==== Material for the task ====

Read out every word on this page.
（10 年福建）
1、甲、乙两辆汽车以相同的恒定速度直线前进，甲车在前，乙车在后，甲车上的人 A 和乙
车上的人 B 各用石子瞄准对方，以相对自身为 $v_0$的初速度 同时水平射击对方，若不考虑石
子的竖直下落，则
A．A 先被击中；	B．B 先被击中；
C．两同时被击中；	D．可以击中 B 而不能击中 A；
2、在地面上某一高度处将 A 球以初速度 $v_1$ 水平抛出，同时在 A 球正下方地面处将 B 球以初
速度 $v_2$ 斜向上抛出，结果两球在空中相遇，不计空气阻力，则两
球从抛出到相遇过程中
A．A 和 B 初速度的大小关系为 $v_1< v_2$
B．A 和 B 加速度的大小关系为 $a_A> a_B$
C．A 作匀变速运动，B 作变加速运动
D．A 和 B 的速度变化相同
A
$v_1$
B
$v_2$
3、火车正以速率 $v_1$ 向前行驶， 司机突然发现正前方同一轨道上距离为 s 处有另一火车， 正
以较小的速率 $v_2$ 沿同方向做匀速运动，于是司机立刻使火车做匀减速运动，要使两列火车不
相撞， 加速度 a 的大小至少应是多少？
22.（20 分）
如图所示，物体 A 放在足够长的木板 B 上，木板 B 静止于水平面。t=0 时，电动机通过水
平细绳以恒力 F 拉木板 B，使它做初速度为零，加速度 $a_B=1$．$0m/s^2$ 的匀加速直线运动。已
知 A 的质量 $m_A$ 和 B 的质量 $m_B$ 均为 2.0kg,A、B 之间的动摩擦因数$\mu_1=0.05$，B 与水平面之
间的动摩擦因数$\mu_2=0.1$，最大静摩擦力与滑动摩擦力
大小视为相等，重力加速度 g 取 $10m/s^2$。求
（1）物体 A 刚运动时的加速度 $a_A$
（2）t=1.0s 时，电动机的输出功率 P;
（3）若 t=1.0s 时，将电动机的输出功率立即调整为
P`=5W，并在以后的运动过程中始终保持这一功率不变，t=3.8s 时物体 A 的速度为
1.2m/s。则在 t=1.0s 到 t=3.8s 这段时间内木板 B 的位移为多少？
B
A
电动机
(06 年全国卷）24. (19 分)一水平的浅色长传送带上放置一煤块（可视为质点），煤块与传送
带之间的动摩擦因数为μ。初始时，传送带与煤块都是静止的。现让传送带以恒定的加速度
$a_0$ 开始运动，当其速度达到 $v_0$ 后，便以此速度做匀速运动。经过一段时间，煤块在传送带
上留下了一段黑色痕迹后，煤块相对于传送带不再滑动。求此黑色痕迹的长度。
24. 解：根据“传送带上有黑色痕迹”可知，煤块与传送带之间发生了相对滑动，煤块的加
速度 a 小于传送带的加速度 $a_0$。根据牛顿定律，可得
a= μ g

====

• _Problem to solve_: Give the data again, exactly as it stands.

• _Full solution_:
Read out every word on this page.
（10 年福建）
1、甲、乙两辆汽车以相同的恒定速度直线前进，甲车在前，乙车在后，甲车上的人 A 和乙
车上的人 B 各用石子瞄准对方，以相对自身为 $v_0$的初速度 同时水平射击对方，若不考虑石
子的竖直下落，则
A．A 先被击中；	B．B 先被击中；
C．两同时被击中；	D．可以击中 B 而不能击中 A；
2、在地面上某一高度处将 A 球以初速度 $v_1$ 水平抛出，同时在 A 球正下方地面处将 B 球以初
速度 $v_2$ 斜向上抛出，结果两球在空中相遇，不计空气阻力，则两
球从抛出到相遇过程中
A．A 和 B 初速度的大小关系为 $v_1< v_2$
B．A 和 B 加速度的大小关系为 $a_A> a_B$
C．A 作匀变速运动，B 作变加速运动
D．A 和 B 的速度变化相同
A
$v_1$
B
$v_2$
3、火车正以速率 $v_1$ 向前行驶， 司机突然发现正前方同一轨道上距离为 s 处有另一火车， 正
以较小的速率 $v_2$ 沿同方向做匀速运动，于是司机立刻使火车做匀减速运动，要使两列火车不
相撞， 加速度 a 的大小至少应是多少？
22.（20 分）
如图所示，物体 A 放在足够长的木板 B 上，木板 B 静止于水平面。t=0 时，电动机通过水
平细绳以恒力 F 拉木板 B，使它做初速度为零，加速度 $a_B=1$．$0m/s^2$ 的匀加速直线运动。已
知 A 的质量 $m_A$ 和 B 的质量 $m_B$ 均为 2.0kg,A、B 之间的动摩擦因数$\mu_1=0.05$，B 与水平面之
间的动摩擦因数$\mu_2=0.1$，最大静摩擦力与滑动摩擦力
大小视为相等，重力加速度 g 取 $10m/s^2$。求
（1）物体 A 刚运动时的加速度 $a_A$
（2）t=1.0s 时，电动机的输出功率 P;
（3）若 t=1.0s 时，将电动机的输出功率立即调整为
P`=5W，并在以后的运动过程中始终保持这一功率不变，t=3.8s 时物体 A 的速度为
1.2m/s。则在 t=1.0s 到 t=3.8s 这段时间内木板 B 的位移为多少？
B
A
电动机
(06 年全国卷）24. (19 分)一水平的浅色长传送带上放置一煤块（可视为质点），煤块与传送
带之间的动摩擦因数为μ。初始时，传送带与煤块都是静止的。现让传送带以恒定的加速度
$a_0$ 开始运动，当其速度达到 $v_0$ 后，便以此速度做匀速运动。经过一段时间，煤块在传送带
上留下了一段黑色痕迹后，煤块相对于传送带不再滑动。求此黑色痕迹的长度。
24. 解：根据“传送带上有黑色痕迹”可知，煤块与传送带之间发生了相对滑动，煤块的加
速度 a 小于传送带的加速度 $a_0$。根据牛顿定律，可得
a= μ g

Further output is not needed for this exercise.